___ RECORDS PROVIDED ___
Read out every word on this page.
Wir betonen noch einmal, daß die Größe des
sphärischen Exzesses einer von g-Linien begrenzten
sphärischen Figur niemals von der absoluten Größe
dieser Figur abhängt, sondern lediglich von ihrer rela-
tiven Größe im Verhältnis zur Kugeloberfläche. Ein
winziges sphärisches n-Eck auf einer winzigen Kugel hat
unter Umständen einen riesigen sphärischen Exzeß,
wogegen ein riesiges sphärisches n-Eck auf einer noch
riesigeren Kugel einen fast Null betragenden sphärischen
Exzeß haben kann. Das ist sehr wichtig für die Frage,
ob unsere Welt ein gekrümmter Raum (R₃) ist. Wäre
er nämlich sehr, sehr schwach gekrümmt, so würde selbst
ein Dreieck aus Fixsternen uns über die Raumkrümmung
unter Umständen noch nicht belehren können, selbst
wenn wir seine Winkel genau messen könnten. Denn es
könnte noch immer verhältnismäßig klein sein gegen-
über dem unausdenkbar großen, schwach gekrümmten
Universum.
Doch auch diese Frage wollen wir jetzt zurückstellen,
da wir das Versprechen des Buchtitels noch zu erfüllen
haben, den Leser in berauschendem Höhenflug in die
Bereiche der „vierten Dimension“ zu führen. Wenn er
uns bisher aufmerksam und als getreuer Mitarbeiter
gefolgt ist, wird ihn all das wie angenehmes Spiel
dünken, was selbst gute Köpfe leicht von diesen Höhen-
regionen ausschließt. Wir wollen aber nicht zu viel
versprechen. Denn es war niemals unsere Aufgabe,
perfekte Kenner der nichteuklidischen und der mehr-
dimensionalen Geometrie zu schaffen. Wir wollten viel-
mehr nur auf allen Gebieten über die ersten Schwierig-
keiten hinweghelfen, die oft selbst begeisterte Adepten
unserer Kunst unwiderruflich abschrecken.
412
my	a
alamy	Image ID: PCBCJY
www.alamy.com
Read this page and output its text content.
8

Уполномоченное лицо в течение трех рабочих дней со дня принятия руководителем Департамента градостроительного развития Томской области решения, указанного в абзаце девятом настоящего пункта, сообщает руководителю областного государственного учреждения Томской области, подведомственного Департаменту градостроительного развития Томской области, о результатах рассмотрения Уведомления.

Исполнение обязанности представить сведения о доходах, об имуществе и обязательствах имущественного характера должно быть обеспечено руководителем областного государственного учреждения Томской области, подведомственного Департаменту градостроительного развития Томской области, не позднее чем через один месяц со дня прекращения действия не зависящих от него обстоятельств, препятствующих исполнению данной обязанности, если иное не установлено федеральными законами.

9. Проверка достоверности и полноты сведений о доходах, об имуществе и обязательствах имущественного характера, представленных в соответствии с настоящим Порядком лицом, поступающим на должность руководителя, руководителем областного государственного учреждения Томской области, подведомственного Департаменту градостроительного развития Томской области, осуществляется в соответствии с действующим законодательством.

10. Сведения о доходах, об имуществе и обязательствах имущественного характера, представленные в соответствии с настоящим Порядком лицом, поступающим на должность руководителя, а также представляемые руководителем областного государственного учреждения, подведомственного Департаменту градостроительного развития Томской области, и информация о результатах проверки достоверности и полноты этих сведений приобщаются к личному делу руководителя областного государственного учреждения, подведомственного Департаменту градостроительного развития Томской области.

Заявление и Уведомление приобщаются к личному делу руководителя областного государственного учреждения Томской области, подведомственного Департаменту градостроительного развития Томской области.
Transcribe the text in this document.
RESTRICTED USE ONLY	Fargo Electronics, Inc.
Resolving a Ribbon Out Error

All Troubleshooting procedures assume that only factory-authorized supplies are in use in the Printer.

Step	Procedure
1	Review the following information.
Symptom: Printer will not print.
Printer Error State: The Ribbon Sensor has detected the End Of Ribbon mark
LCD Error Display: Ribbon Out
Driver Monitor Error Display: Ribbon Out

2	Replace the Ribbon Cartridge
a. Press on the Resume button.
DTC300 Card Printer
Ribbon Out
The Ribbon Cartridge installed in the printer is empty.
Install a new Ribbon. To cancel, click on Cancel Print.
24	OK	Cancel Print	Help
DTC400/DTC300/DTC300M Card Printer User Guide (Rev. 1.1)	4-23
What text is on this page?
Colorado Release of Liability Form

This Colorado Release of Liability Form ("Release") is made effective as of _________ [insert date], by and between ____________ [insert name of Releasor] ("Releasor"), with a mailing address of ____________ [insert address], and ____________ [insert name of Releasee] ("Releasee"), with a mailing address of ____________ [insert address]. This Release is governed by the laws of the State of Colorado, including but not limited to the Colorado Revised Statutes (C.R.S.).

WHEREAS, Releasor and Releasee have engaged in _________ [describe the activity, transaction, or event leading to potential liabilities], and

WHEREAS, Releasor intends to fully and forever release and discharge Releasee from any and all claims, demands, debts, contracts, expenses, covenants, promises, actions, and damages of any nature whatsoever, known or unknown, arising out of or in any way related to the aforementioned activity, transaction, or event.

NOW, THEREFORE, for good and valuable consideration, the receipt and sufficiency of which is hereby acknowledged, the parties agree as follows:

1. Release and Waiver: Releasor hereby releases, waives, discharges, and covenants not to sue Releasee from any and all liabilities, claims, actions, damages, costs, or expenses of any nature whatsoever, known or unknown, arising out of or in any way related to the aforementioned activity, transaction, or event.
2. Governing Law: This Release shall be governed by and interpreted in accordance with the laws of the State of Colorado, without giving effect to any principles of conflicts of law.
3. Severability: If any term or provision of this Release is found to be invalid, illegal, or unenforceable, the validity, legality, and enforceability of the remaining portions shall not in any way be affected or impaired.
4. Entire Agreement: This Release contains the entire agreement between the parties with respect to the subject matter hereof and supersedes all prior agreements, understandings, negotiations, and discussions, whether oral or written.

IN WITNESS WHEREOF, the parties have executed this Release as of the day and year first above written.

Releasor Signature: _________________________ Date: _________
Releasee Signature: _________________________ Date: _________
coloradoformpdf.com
___
#### EXERCISE DETAILS:
Return all the data above once more, precisely as given.

#### PROBLEM SOLUTION:
Read out every word on this page.
Wir betonen noch einmal, daß die Größe des
sphärischen Exzesses einer von g-Linien begrenzten
sphärischen Figur niemals von der absoluten Größe
dieser Figur abhängt, sondern lediglich von ihrer rela-
tiven Größe im Verhältnis zur Kugeloberfläche. Ein
winziges sphärisches n-Eck auf einer winzigen Kugel hat
unter Umständen einen riesigen sphärischen Exzeß,
wogegen ein riesiges sphärisches n-Eck auf einer noch
riesigeren Kugel einen fast Null betragenden sphärischen
Exzeß haben kann. Das ist sehr wichtig für die Frage,
ob unsere Welt ein gekrümmter Raum (R₃) ist. Wäre
er nämlich sehr, sehr schwach gekrümmt, so würde selbst
ein Dreieck aus Fixsternen uns über die Raumkrümmung
unter Umständen noch nicht belehren können, selbst
wenn wir seine Winkel genau messen könnten. Denn es
könnte noch immer verhältnismäßig klein sein gegen-
über dem unausdenkbar großen, schwach gekrümmten
Universum.
Doch auch diese Frage wollen wir jetzt zurückstellen,
da wir das Versprechen des Buchtitels noch zu erfüllen
haben, den Leser in berauschendem Höhenflug in die
Bereiche der „vierten Dimension“ zu führen. Wenn er
uns bisher aufmerksam und als getreuer Mitarbeiter
gefolgt ist, wird ihn all das wie angenehmes Spiel
dünken, was selbst gute Köpfe leicht von diesen Höhen-
regionen ausschließt. Wir wollen aber nicht zu viel
versprechen. Denn es war niemals unsere Aufgabe,
perfekte Kenner der nichteuklidischen und der mehr-
dimensionalen Geometrie zu schaffen. Wir wollten viel-
mehr nur auf allen Gebieten über die ersten Schwierig-
keiten hinweghelfen, die oft selbst begeisterte Adepten
unserer Kunst unwiderruflich abschrecken.
412
my	a
alamy	Image ID: PCBCJY
www.alamy.com
Read this page and output its text content.
8

Уполномоченное лицо в течение трех рабочих дней со дня принятия руководителем Департамента градостроительного развития Томской области решения, указанного в абзаце девятом настоящего пункта, сообщает руководителю областного государственного учреждения Томской области, подведомственного Департаменту градостроительного развития Томской области, о результатах рассмотрения Уведомления.

Исполнение обязанности представить сведения о доходах, об имуществе и обязательствах имущественного характера должно быть обеспечено руководителем областного государственного учреждения Томской области, подведомственного Департаменту градостроительного развития Томской области, не позднее чем через один месяц со дня прекращения действия не зависящих от него обстоятельств, препятствующих исполнению данной обязанности, если иное не установлено федеральными законами.

9. Проверка достоверности и полноты сведений о доходах, об имуществе и обязательствах имущественного характера, представленных в соответствии с настоящим Порядком лицом, поступающим на должность руководителя, руководителем областного государственного учреждения Томской области, подведомственного Департаменту градостроительного развития Томской области, осуществляется в соответствии с действующим законодательством.

10. Сведения о доходах, об имуществе и обязательствах имущественного характера, представленные в соответствии с настоящим Порядком лицом, поступающим на должность руководителя, а также представляемые руководителем областного государственного учреждения, подведомственного Департаменту градостроительного развития Томской области, и информация о результатах проверки достоверности и полноты этих сведений приобщаются к личному делу руководителя областного государственного учреждения, подведомственного Департаменту градостроительного развития Томской области.

Заявление и Уведомление приобщаются к личному делу руководителя областного государственного учреждения Томской области, подведомственного Департаменту градостроительного развития Томской области.
Transcribe the text in this document.
RESTRICTED USE ONLY	Fargo Electronics, Inc.
Resolving a Ribbon Out Error

All Troubleshooting procedures assume that only factory-authorized supplies are in use in the Printer.

Step	Procedure
1	Review the following information.
Symptom: Printer will not print.
Printer Error State: The Ribbon Sensor has detected the End Of Ribbon mark
LCD Error Display: Ribbon Out
Driver Monitor Error Display: Ribbon Out

2	Replace the Ribbon Cartridge
a. Press on the Resume button.
DTC300 Card Printer
Ribbon Out
The Ribbon Cartridge installed in the printer is empty.
Install a new Ribbon. To cancel, click on Cancel Print.
24	OK	Cancel Print	Help
DTC400/DTC300/DTC300M Card Printer User Guide (Rev. 1.1)	4-23
What text is on this page?
Colorado Release of Liability Form

This Colorado Release of Liability Form ("Release") is made effective as of _________ [insert date], by and between ____________ [insert name of Releasor] ("Releasor"), with a mailing address of ____________ [insert address], and ____________ [insert name of Releasee] ("Releasee"), with a mailing address of ____________ [insert address]. This Release is governed by the laws of the State of Colorado, including but not limited to the Colorado Revised Statutes (C.R.S.).

WHEREAS, Releasor and Releasee have engaged in _________ [describe the activity, transaction, or event leading to potential liabilities], and

WHEREAS, Releasor intends to fully and forever release and discharge Releasee from any and all claims, demands, debts, contracts, expenses, covenants, promises, actions, and damages of any nature whatsoever, known or unknown, arising out of or in any way related to the aforementioned activity, transaction, or event.

NOW, THEREFORE, for good and valuable consideration, the receipt and sufficiency of which is hereby acknowledged, the parties agree as follows:

1. Release and Waiver: Releasor hereby releases, waives, discharges, and covenants not to sue Releasee from any and all liabilities, claims, actions, damages, costs, or expenses of any nature whatsoever, known or unknown, arising out of or in any way related to the aforementioned activity, transaction, or event.
2. Governing Law: This Release shall be governed by and interpreted in accordance with the laws of the State of Colorado, without giving effect to any principles of conflicts of law.
3. Severability: If any term or provision of this Release is found to be invalid, illegal, or unenforceable, the validity, legality, and enforceability of the remaining portions shall not in any way be affected or impaired.
4. Entire Agreement: This Release contains the entire agreement between the parties with respect to the subject matter hereof and supersedes all prior agreements, understandings, negotiations, and discussions, whether oral or written.

IN WITNESS WHEREOF, the parties have executed this Release as of the day and year first above written.

Releasor Signature: _________________________ Date: _________
Releasee Signature: _________________________ Date: _________
coloradoformpdf.com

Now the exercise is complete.